__WHAT IS EXPECTED__: Tell me how many lines in the data include "expression", and keep the reply to that number.

__INPUT FOR THIS TASK__:
-- Opening Marker --

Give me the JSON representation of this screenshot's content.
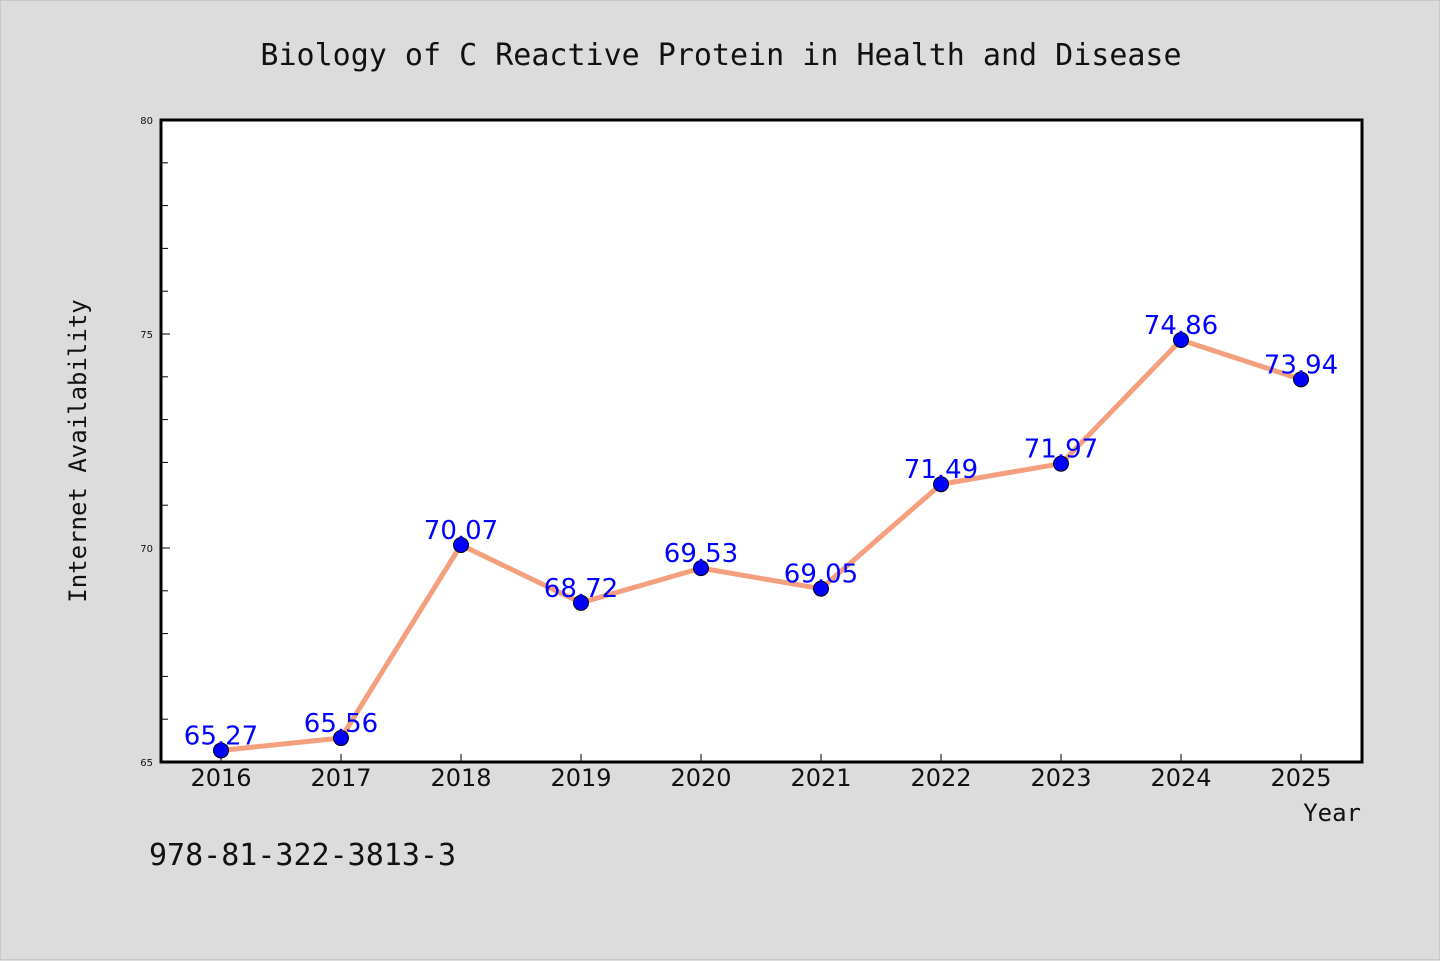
{
  "chart_data": {
    "type": "line",
    "title": "Biology of C Reactive Protein in Health and Disease",
    "xlabel": "Year",
    "ylabel": "Internet Availability",
    "categories": [
      "2016",
      "2017",
      "2018",
      "2019",
      "2020",
      "2021",
      "2022",
      "2023",
      "2024",
      "2025"
    ],
    "series": [
      {
        "values": [
          65.27,
          65.56,
          70.07,
          68.72,
          69.53,
          69.05,
          71.49,
          71.97,
          74.86,
          73.94
        ],
        "line_color": "#f4a07e",
        "marker_color": "#0000ff"
      }
    ],
    "data_labels": [
      "65.27",
      "65.56",
      "70.07",
      "68.72",
      "69.53",
      "69.05",
      "71.49",
      "71.97",
      "74.86",
      "73.94"
    ],
    "ylim": [
      65,
      80
    ],
    "y_ticks": [
      "65",
      "70",
      "75",
      "80"
    ],
    "grid": false,
    "data_label_color": "#0000ff"
  },
  "footer": {
    "isbn": "978-81-322-3813-3"
  }
}
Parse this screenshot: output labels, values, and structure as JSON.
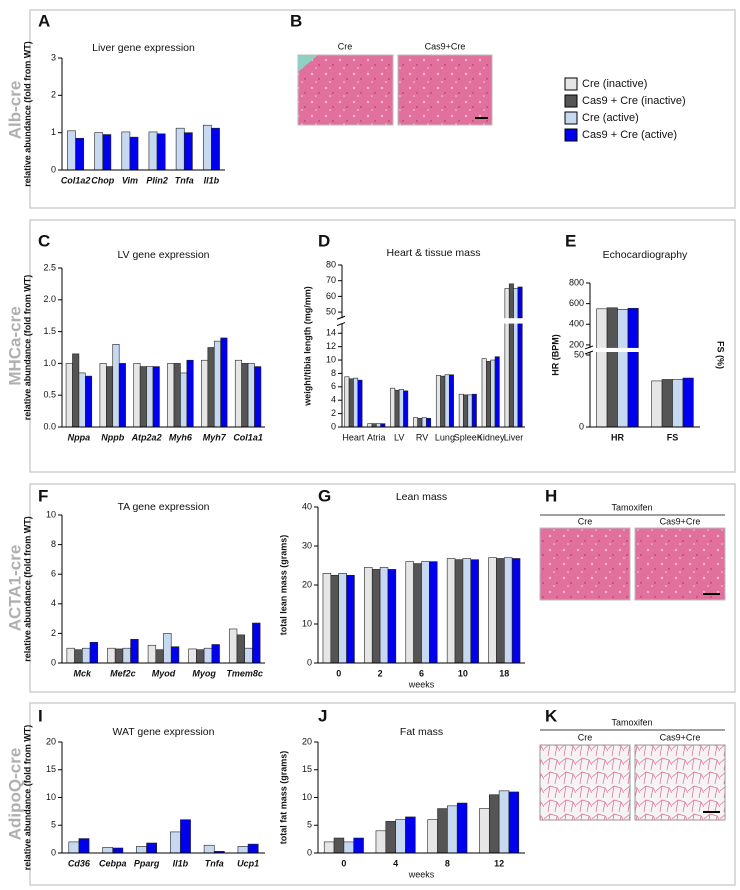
{
  "panels": [
    "A",
    "B",
    "C",
    "D",
    "E",
    "F",
    "G",
    "H",
    "I",
    "J",
    "K"
  ],
  "rows": [
    "Alb-cre",
    "MHCa-cre",
    "ACTA1-cre",
    "AdipoQ-cre"
  ],
  "legend": [
    {
      "name": "Cre (inactive)",
      "color": "#e6e6e6"
    },
    {
      "name": "Cas9 + Cre (inactive)",
      "color": "#555555"
    },
    {
      "name": "Cre (active)",
      "color": "#c6d9f1"
    },
    {
      "name": "Cas9 + Cre (active)",
      "color": "#0000ee"
    }
  ],
  "histology": [
    {
      "labels": [
        "Cre",
        "Cas9+Cre"
      ]
    },
    {
      "header": "Tamoxifen",
      "labels": [
        "Cre",
        "Cas9+Cre"
      ]
    },
    {
      "header": "Tamoxifen",
      "labels": [
        "Cre",
        "Cas9+Cre"
      ]
    }
  ],
  "chart_data": [
    {
      "type": "bar",
      "title": "Liver gene expression",
      "ylabel": "relative abundance (fold from WT)",
      "categories": [
        "Col1a2",
        "Chop",
        "Vim",
        "Plin2",
        "Tnfa",
        "Il1b"
      ],
      "series": [
        {
          "color": "#c6d9f1",
          "values": [
            1.05,
            1.0,
            1.02,
            1.02,
            1.12,
            1.2
          ]
        },
        {
          "color": "#0000ee",
          "values": [
            0.85,
            0.95,
            0.88,
            0.97,
            1.0,
            1.12
          ]
        }
      ],
      "ylim": [
        0,
        3
      ],
      "yticks": [
        0,
        1,
        2,
        3
      ]
    },
    {
      "type": "bar",
      "title": "LV gene expression",
      "ylabel": "relative abundance (fold from WT)",
      "categories": [
        "Nppa",
        "Nppb",
        "Atp2a2",
        "Myh6",
        "Myh7",
        "Col1a1"
      ],
      "series": [
        {
          "color": "#e6e6e6",
          "values": [
            1.0,
            1.0,
            1.0,
            1.0,
            1.05,
            1.05
          ]
        },
        {
          "color": "#555555",
          "values": [
            1.15,
            0.95,
            0.95,
            1.0,
            1.25,
            1.0
          ]
        },
        {
          "color": "#c6d9f1",
          "values": [
            0.85,
            1.3,
            0.95,
            0.85,
            1.35,
            1.0
          ]
        },
        {
          "color": "#0000ee",
          "values": [
            0.8,
            1.0,
            0.95,
            1.05,
            1.4,
            0.95
          ]
        }
      ],
      "ylim": [
        0,
        2.5
      ],
      "yticks": [
        {
          "value": 0,
          "label": "0.0"
        },
        {
          "value": 0.5,
          "label": "0.5"
        },
        {
          "value": 1,
          "label": "1.0"
        },
        {
          "value": 1.5,
          "label": "1.5"
        },
        {
          "value": 2,
          "label": "2.0"
        },
        {
          "value": 2.5,
          "label": "2.5"
        }
      ]
    },
    {
      "type": "bar",
      "title": "Heart & tissue mass",
      "ylabel": "weight/tibia length (mg/mm)",
      "categories": [
        "Heart",
        "Atria",
        "LV",
        "RV",
        "Lung",
        "Spleen",
        "Kidney",
        "Liver"
      ],
      "series": [
        {
          "color": "#e6e6e6",
          "values": [
            7.5,
            0.5,
            5.8,
            1.4,
            7.7,
            4.9,
            10.2,
            65
          ]
        },
        {
          "color": "#555555",
          "values": [
            7.2,
            0.5,
            5.5,
            1.3,
            7.6,
            4.8,
            9.8,
            68
          ]
        },
        {
          "color": "#c6d9f1",
          "values": [
            7.3,
            0.5,
            5.6,
            1.4,
            7.8,
            4.8,
            10.0,
            65
          ]
        },
        {
          "color": "#0000ee",
          "values": [
            7.0,
            0.5,
            5.4,
            1.3,
            7.8,
            4.9,
            10.5,
            66
          ]
        }
      ],
      "ylim": [
        0,
        80
      ],
      "ybreak": [
        15,
        48
      ],
      "yticks": [
        0,
        2,
        4,
        6,
        8,
        10,
        12,
        14,
        50,
        60,
        70,
        80
      ]
    },
    {
      "type": "bar",
      "title": "Echocardiography",
      "ylabel": "HR (BPM)",
      "y2label": "FS (%)",
      "categories": [
        "HR",
        "FS"
      ],
      "series": [
        {
          "color": "#e6e6e6",
          "values": [
            550,
            32
          ]
        },
        {
          "color": "#555555",
          "values": [
            560,
            33
          ]
        },
        {
          "color": "#c6d9f1",
          "values": [
            545,
            33
          ]
        },
        {
          "color": "#0000ee",
          "values": [
            555,
            34
          ]
        }
      ],
      "ylim": [
        0,
        800
      ],
      "ybreak": [
        50,
        200
      ],
      "yticks": [
        0,
        50,
        200,
        400,
        600,
        800
      ]
    },
    {
      "type": "bar",
      "title": "TA gene expression",
      "ylabel": "relative abundance (fold from WT)",
      "categories": [
        "Mck",
        "Mef2c",
        "Myod",
        "Myog",
        "Tmem8c"
      ],
      "series": [
        {
          "color": "#e6e6e6",
          "values": [
            1.0,
            1.0,
            1.2,
            0.95,
            2.3
          ]
        },
        {
          "color": "#555555",
          "values": [
            0.9,
            0.95,
            0.9,
            0.9,
            1.9
          ]
        },
        {
          "color": "#c6d9f1",
          "values": [
            1.0,
            1.0,
            2.0,
            1.0,
            1.0
          ]
        },
        {
          "color": "#0000ee",
          "values": [
            1.4,
            1.6,
            1.1,
            1.25,
            2.7
          ]
        }
      ],
      "ylim": [
        0,
        10
      ],
      "yticks": [
        0,
        2,
        4,
        6,
        8,
        10
      ]
    },
    {
      "type": "bar",
      "title": "Lean mass",
      "ylabel": "total lean mass (grams)",
      "xlabel": "weeks",
      "categories": [
        "0",
        "2",
        "6",
        "10",
        "18"
      ],
      "series": [
        {
          "color": "#e6e6e6",
          "values": [
            23,
            24.5,
            26,
            26.8,
            27
          ]
        },
        {
          "color": "#555555",
          "values": [
            22.5,
            24,
            25.5,
            26.5,
            26.8
          ]
        },
        {
          "color": "#c6d9f1",
          "values": [
            23,
            24.5,
            26,
            26.8,
            27
          ]
        },
        {
          "color": "#0000ee",
          "values": [
            22.5,
            24,
            26,
            26.5,
            26.8
          ]
        }
      ],
      "ylim": [
        0,
        40
      ],
      "yticks": [
        0,
        10,
        20,
        30,
        40
      ]
    },
    {
      "type": "bar",
      "title": "WAT gene expression",
      "ylabel": "relative abundance (fold from WT)",
      "categories": [
        "Cd36",
        "Cebpa",
        "Pparg",
        "Il1b",
        "Tnfa",
        "Ucp1"
      ],
      "series": [
        {
          "color": "#c6d9f1",
          "values": [
            2.0,
            1.0,
            1.2,
            3.8,
            1.4,
            1.2
          ]
        },
        {
          "color": "#0000ee",
          "values": [
            2.6,
            0.9,
            1.8,
            6.0,
            0.3,
            1.6
          ]
        }
      ],
      "ylim": [
        0,
        20
      ],
      "yticks": [
        0,
        5,
        10,
        15,
        20
      ]
    },
    {
      "type": "bar",
      "title": "Fat mass",
      "ylabel": "total fat mass (grams)",
      "xlabel": "weeks",
      "categories": [
        "0",
        "4",
        "8",
        "12"
      ],
      "series": [
        {
          "color": "#e6e6e6",
          "values": [
            2.0,
            4.0,
            6.0,
            8.0
          ]
        },
        {
          "color": "#555555",
          "values": [
            2.7,
            5.7,
            8.0,
            10.5
          ]
        },
        {
          "color": "#c6d9f1",
          "values": [
            2.0,
            6.0,
            8.5,
            11.2
          ]
        },
        {
          "color": "#0000ee",
          "values": [
            2.7,
            6.5,
            9.0,
            11.0
          ]
        }
      ],
      "ylim": [
        0,
        20
      ],
      "yticks": [
        0,
        5,
        10,
        15,
        20
      ]
    }
  ]
}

-- Closing Marker --

__WRITTEN ANSWER__: 4